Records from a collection
——
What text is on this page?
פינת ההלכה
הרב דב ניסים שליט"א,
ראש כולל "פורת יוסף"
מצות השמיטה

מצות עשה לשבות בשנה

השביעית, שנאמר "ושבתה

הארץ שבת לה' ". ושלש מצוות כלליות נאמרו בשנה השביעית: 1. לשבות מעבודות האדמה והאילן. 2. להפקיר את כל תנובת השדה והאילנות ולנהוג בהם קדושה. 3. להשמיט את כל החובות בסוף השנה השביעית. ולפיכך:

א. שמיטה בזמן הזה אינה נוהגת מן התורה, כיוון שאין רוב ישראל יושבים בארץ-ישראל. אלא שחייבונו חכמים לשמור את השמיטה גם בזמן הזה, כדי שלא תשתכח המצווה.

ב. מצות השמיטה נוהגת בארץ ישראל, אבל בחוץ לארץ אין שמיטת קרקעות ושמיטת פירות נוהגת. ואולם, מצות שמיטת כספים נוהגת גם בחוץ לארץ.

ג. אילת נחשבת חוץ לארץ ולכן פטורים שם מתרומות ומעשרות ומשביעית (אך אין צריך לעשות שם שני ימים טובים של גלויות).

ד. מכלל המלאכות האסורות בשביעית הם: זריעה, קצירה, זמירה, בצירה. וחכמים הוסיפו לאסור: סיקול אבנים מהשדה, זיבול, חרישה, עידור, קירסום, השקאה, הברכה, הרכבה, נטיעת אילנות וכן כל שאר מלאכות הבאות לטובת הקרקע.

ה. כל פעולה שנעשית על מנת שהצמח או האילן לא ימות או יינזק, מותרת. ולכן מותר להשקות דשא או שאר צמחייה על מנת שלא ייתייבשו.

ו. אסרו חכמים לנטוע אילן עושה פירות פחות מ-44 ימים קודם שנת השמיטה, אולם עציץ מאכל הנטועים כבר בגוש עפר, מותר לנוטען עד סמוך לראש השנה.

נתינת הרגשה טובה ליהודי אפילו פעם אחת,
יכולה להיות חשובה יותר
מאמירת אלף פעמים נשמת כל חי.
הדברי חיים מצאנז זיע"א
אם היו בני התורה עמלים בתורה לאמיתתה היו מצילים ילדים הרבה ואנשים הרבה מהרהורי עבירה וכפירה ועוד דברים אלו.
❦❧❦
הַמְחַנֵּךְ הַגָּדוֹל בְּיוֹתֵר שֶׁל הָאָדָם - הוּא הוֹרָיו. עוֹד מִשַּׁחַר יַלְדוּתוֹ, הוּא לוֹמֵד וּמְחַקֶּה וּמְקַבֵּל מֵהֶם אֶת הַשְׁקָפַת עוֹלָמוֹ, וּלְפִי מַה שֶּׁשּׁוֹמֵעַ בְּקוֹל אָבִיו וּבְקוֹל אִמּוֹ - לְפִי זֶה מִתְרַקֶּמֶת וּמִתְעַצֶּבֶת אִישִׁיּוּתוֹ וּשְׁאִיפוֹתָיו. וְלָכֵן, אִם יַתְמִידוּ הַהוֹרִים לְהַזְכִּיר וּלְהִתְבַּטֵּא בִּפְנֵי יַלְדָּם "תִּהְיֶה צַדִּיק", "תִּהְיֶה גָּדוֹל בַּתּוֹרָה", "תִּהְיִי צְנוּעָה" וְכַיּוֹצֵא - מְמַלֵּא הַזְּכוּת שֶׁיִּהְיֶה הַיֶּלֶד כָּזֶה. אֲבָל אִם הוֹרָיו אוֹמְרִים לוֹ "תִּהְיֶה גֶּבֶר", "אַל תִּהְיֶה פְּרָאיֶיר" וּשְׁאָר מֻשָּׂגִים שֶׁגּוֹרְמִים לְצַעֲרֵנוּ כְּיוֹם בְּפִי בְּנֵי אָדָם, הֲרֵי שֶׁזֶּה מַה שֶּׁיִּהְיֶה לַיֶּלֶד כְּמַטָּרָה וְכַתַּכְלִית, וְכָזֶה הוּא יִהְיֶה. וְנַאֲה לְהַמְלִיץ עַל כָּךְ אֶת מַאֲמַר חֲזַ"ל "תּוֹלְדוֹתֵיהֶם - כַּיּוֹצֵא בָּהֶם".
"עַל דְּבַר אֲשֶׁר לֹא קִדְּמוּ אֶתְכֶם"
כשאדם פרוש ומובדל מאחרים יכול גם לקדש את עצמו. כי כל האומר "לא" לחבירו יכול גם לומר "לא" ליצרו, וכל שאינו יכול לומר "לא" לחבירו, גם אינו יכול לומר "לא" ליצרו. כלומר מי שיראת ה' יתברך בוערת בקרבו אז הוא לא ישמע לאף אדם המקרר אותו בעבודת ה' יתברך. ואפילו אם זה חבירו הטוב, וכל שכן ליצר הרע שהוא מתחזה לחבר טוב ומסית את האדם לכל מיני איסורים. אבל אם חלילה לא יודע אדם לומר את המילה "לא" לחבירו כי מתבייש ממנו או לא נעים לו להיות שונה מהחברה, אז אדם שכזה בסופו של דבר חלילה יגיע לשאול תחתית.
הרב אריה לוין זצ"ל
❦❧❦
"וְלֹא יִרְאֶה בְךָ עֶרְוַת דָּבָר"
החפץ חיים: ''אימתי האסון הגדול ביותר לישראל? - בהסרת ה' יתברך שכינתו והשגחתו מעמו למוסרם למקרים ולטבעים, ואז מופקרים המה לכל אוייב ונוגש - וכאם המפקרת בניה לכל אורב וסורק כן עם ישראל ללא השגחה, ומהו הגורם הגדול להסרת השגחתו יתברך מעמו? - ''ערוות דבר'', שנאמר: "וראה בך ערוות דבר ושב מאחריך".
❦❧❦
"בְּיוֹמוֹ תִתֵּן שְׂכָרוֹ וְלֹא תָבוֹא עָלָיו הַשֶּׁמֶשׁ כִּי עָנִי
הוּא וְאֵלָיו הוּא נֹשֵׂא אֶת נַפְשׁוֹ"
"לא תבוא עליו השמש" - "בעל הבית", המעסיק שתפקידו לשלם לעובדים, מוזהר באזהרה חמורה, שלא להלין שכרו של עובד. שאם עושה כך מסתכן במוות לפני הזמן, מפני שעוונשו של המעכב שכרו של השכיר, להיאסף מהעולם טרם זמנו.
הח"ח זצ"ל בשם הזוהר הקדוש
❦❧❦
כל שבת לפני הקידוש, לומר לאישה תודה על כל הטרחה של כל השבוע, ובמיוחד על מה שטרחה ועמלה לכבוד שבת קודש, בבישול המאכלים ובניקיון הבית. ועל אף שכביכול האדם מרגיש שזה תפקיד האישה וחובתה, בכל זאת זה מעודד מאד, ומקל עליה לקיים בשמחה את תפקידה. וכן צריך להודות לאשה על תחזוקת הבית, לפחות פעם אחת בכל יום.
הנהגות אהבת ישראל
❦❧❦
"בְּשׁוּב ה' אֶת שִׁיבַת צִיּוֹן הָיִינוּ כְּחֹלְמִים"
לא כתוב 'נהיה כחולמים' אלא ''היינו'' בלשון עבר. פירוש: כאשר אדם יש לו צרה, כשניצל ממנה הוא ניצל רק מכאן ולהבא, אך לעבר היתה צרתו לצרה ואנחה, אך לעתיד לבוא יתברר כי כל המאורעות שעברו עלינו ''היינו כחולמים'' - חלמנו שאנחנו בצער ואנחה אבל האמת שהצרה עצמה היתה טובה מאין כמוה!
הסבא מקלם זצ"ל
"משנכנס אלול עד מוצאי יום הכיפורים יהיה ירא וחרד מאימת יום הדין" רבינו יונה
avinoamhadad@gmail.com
——
| THE EXERCISE |
Quote the listing in full, please, keeping every line exact.

| CORRECT OUTPUT |
What text is on this page?
פינת ההלכה
הרב דב ניסים שליט"א,
ראש כולל "פורת יוסף"
מצות השמיטה

מצות עשה לשבות בשנה

השביעית, שנאמר "ושבתה

הארץ שבת לה' ". ושלש מצוות כלליות נאמרו בשנה השביעית: 1. לשבות מעבודות האדמה והאילן. 2. להפקיר את כל תנובת השדה והאילנות ולנהוג בהם קדושה. 3. להשמיט את כל החובות בסוף השנה השביעית. ולפיכך:

א. שמיטה בזמן הזה אינה נוהגת מן התורה, כיוון שאין רוב ישראל יושבים בארץ-ישראל. אלא שחייבונו חכמים לשמור את השמיטה גם בזמן הזה, כדי שלא תשתכח המצווה.

ב. מצות השמיטה נוהגת בארץ ישראל, אבל בחוץ לארץ אין שמיטת קרקעות ושמיטת פירות נוהגת. ואולם, מצות שמיטת כספים נוהגת גם בחוץ לארץ.

ג. אילת נחשבת חוץ לארץ ולכן פטורים שם מתרומות ומעשרות ומשביעית (אך אין צריך לעשות שם שני ימים טובים של גלויות).

ד. מכלל המלאכות האסורות בשביעית הם: זריעה, קצירה, זמירה, בצירה. וחכמים הוסיפו לאסור: סיקול אבנים מהשדה, זיבול, חרישה, עידור, קירסום, השקאה, הברכה, הרכבה, נטיעת אילנות וכן כל שאר מלאכות הבאות לטובת הקרקע.

ה. כל פעולה שנעשית על מנת שהצמח או האילן לא ימות או יינזק, מותרת. ולכן מותר להשקות דשא או שאר צמחייה על מנת שלא ייתייבשו.

ו. אסרו חכמים לנטוע אילן עושה פירות פחות מ-44 ימים קודם שנת השמיטה, אולם עציץ מאכל הנטועים כבר בגוש עפר, מותר לנוטען עד סמוך לראש השנה.

נתינת הרגשה טובה ליהודי אפילו פעם אחת,
יכולה להיות חשובה יותר
מאמירת אלף פעמים נשמת כל חי.
הדברי חיים מצאנז זיע"א
אם היו בני התורה עמלים בתורה לאמיתתה היו מצילים ילדים הרבה ואנשים הרבה מהרהורי עבירה וכפירה ועוד דברים אלו.
❦❧❦
הַמְחַנֵּךְ הַגָּדוֹל בְּיוֹתֵר שֶׁל הָאָדָם - הוּא הוֹרָיו. עוֹד מִשַּׁחַר יַלְדוּתוֹ, הוּא לוֹמֵד וּמְחַקֶּה וּמְקַבֵּל מֵהֶם אֶת הַשְׁקָפַת עוֹלָמוֹ, וּלְפִי מַה שֶּׁשּׁוֹמֵעַ בְּקוֹל אָבִיו וּבְקוֹל אִמּוֹ - לְפִי זֶה מִתְרַקֶּמֶת וּמִתְעַצֶּבֶת אִישִׁיּוּתוֹ וּשְׁאִיפוֹתָיו. וְלָכֵן, אִם יַתְמִידוּ הַהוֹרִים לְהַזְכִּיר וּלְהִתְבַּטֵּא בִּפְנֵי יַלְדָּם "תִּהְיֶה צַדִּיק", "תִּהְיֶה גָּדוֹל בַּתּוֹרָה", "תִּהְיִי צְנוּעָה" וְכַיּוֹצֵא - מְמַלֵּא הַזְּכוּת שֶׁיִּהְיֶה הַיֶּלֶד כָּזֶה. אֲבָל אִם הוֹרָיו אוֹמְרִים לוֹ "תִּהְיֶה גֶּבֶר", "אַל תִּהְיֶה פְּרָאיֶיר" וּשְׁאָר מֻשָּׂגִים שֶׁגּוֹרְמִים לְצַעֲרֵנוּ כְּיוֹם בְּפִי בְּנֵי אָדָם, הֲרֵי שֶׁזֶּה מַה שֶּׁיִּהְיֶה לַיֶּלֶד כְּמַטָּרָה וְכַתַּכְלִית, וְכָזֶה הוּא יִהְיֶה. וְנַאֲה לְהַמְלִיץ עַל כָּךְ אֶת מַאֲמַר חֲזַ"ל "תּוֹלְדוֹתֵיהֶם - כַּיּוֹצֵא בָּהֶם".
"עַל דְּבַר אֲשֶׁר לֹא קִדְּמוּ אֶתְכֶם"
כשאדם פרוש ומובדל מאחרים יכול גם לקדש את עצמו. כי כל האומר "לא" לחבירו יכול גם לומר "לא" ליצרו, וכל שאינו יכול לומר "לא" לחבירו, גם אינו יכול לומר "לא" ליצרו. כלומר מי שיראת ה' יתברך בוערת בקרבו אז הוא לא ישמע לאף אדם המקרר אותו בעבודת ה' יתברך. ואפילו אם זה חבירו הטוב, וכל שכן ליצר הרע שהוא מתחזה לחבר טוב ומסית את האדם לכל מיני איסורים. אבל אם חלילה לא יודע אדם לומר את המילה "לא" לחבירו כי מתבייש ממנו או לא נעים לו להיות שונה מהחברה, אז אדם שכזה בסופו של דבר חלילה יגיע לשאול תחתית.
הרב אריה לוין זצ"ל
❦❧❦
"וְלֹא יִרְאֶה בְךָ עֶרְוַת דָּבָר"
החפץ חיים: ''אימתי האסון הגדול ביותר לישראל? - בהסרת ה' יתברך שכינתו והשגחתו מעמו למוסרם למקרים ולטבעים, ואז מופקרים המה לכל אוייב ונוגש - וכאם המפקרת בניה לכל אורב וסורק כן עם ישראל ללא השגחה, ומהו הגורם הגדול להסרת השגחתו יתברך מעמו? - ''ערוות דבר'', שנאמר: "וראה בך ערוות דבר ושב מאחריך".
❦❧❦
"בְּיוֹמוֹ תִתֵּן שְׂכָרוֹ וְלֹא תָבוֹא עָלָיו הַשֶּׁמֶשׁ כִּי עָנִי
הוּא וְאֵלָיו הוּא נֹשֵׂא אֶת נַפְשׁוֹ"
"לא תבוא עליו השמש" - "בעל הבית", המעסיק שתפקידו לשלם לעובדים, מוזהר באזהרה חמורה, שלא להלין שכרו של עובד. שאם עושה כך מסתכן במוות לפני הזמן, מפני שעוונשו של המעכב שכרו של השכיר, להיאסף מהעולם טרם זמנו.
הח"ח זצ"ל בשם הזוהר הקדוש
❦❧❦
כל שבת לפני הקידוש, לומר לאישה תודה על כל הטרחה של כל השבוע, ובמיוחד על מה שטרחה ועמלה לכבוד שבת קודש, בבישול המאכלים ובניקיון הבית. ועל אף שכביכול האדם מרגיש שזה תפקיד האישה וחובתה, בכל זאת זה מעודד מאד, ומקל עליה לקיים בשמחה את תפקידה. וכן צריך להודות לאשה על תחזוקת הבית, לפחות פעם אחת בכל יום.
הנהגות אהבת ישראל
❦❧❦
"בְּשׁוּב ה' אֶת שִׁיבַת צִיּוֹן הָיִינוּ כְּחֹלְמִים"
לא כתוב 'נהיה כחולמים' אלא ''היינו'' בלשון עבר. פירוש: כאשר אדם יש לו צרה, כשניצל ממנה הוא ניצל רק מכאן ולהבא, אך לעבר היתה צרתו לצרה ואנחה, אך לעתיד לבוא יתברר כי כל המאורעות שעברו עלינו ''היינו כחולמים'' - חלמנו שאנחנו בצער ואנחה אבל האמת שהצרה עצמה היתה טובה מאין כמוה!
הסבא מקלם זצ"ל
"משנכנס אלול עד מוצאי יום הכיפורים יהיה ירא וחרד מאימת יום הדין" רבינו יונה
avinoamhadad@gmail.com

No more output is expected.